The Shakespeare Conference: SHK 18.0497 Friday, 3 August 2007
[1] From: Larry Weiss <This email address is being protected from spambots. You need JavaScript enabled to view it.>
Date: Thursday, 02 Aug 2007 01:54:52 -0400
Subj: Re: SHK 18.0492 Shakespeare Golden Ear Test
[2] From: Ward Elliott <This email address is being protected from spambots. You need JavaScript enabled to view it.>
Date: Thursday, 02 Aug 2007 13:31:32 -0700
Subj: RE: SHK 18.0492 Shakespeare Golden Ear Test
[1]-----------------------------------------------------------------
From: Larry Weiss <This email address is being protected from spambots. You need JavaScript enabled to view it.>
Date: Thursday, 02 Aug 2007 01:54:52 -0400
Subject: 18.0492 Shakespeare Golden Ear Test
Comment: Re: SHK 18.0492 Shakespeare Golden Ear Test
I confess that I was the unidentified amateur who scored a golden ear.
When can I expect to receive my trophy?

Task list
- 1) In the Shakespeare Conference digest, who wrote the message dated Thursday, 02 Aug 2007 13:31:32 -0700?
- 2) Carry on the Shakespeare Conference digest from the point where it stops.
The entries below come from a separate, unrelated source.

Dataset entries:
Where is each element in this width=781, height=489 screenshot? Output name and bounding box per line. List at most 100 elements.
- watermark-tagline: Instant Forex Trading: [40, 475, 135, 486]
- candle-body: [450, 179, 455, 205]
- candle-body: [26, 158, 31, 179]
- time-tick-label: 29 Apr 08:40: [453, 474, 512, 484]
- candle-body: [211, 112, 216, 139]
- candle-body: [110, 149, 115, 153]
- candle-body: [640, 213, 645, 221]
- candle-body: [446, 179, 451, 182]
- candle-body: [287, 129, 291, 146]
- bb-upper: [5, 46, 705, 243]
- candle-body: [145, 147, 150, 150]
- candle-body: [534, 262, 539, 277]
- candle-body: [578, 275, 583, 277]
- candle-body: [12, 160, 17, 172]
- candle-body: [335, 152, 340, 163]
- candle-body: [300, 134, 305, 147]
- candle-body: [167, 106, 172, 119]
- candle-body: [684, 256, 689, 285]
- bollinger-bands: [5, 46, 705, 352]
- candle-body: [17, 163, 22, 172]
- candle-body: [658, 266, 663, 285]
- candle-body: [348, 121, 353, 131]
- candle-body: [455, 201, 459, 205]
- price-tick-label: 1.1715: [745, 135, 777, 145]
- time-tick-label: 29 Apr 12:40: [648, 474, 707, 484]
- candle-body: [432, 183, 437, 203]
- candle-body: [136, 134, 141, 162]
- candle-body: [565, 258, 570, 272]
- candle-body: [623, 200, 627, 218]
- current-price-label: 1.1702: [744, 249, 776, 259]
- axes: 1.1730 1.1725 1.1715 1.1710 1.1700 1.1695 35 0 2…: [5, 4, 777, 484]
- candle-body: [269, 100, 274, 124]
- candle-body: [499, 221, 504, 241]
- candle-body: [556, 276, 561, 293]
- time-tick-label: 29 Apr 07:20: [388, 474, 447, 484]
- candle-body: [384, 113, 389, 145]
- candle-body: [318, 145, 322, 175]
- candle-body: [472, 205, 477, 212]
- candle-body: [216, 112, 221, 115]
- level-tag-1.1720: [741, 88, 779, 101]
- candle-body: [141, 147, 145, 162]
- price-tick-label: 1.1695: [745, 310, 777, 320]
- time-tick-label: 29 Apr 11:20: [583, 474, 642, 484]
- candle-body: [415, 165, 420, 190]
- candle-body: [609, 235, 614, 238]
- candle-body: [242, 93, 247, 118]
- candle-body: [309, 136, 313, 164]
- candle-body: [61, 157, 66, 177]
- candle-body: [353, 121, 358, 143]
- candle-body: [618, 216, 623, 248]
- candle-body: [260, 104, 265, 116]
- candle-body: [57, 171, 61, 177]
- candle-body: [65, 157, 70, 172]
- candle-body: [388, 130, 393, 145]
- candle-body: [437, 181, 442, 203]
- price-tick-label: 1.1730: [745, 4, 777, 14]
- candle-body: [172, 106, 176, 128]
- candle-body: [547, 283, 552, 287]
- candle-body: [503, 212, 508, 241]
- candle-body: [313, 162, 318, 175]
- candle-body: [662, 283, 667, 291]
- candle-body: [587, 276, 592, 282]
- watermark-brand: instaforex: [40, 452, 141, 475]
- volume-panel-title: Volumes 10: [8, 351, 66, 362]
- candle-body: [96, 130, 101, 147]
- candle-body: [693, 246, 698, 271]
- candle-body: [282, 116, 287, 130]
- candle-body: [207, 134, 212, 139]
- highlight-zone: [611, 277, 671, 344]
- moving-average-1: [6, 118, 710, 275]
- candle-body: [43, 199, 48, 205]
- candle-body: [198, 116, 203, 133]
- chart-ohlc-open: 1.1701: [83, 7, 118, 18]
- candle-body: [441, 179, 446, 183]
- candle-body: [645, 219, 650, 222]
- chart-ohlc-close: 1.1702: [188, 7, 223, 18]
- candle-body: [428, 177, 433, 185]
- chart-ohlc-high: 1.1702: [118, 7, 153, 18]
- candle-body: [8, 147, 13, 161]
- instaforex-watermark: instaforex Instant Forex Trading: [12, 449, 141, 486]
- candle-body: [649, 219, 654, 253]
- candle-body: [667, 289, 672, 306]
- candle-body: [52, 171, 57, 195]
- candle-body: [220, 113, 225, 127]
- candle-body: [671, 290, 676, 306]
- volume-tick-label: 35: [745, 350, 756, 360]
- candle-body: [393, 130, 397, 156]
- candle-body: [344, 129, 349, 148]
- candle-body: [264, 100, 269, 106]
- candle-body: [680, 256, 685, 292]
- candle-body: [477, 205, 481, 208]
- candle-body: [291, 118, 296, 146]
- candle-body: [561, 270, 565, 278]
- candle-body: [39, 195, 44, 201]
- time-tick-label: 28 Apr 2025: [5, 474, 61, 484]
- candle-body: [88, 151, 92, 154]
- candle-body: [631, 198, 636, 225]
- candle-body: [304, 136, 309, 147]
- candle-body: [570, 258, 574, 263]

Results for each task
- 1) Ward Elliott

- 2)
As a high scorer I feel it is not out of place for me to object to at
least one of the questions (which would not have changed my
classification): The survey includes an obvious passage from "Shall I
Die?" (the opening two stanzas as I recall). I would have thought that
almost everyone must have recognized this passage since the title is
repeated twice in the first line. Therefore, the respondents who
recognized the poem were faced not with the question of whether the
style is "Shakespearean" -- I don't think it is, but some respected
professionals differ -- but, rather, the more academic question of
whether to follow the attribution by Gary Taylor and the Oxford editors
or the rejection by Elliott-Valenza. Since the latter scored the test,
it is not surprising that the "right answer" is "not Shakespeare."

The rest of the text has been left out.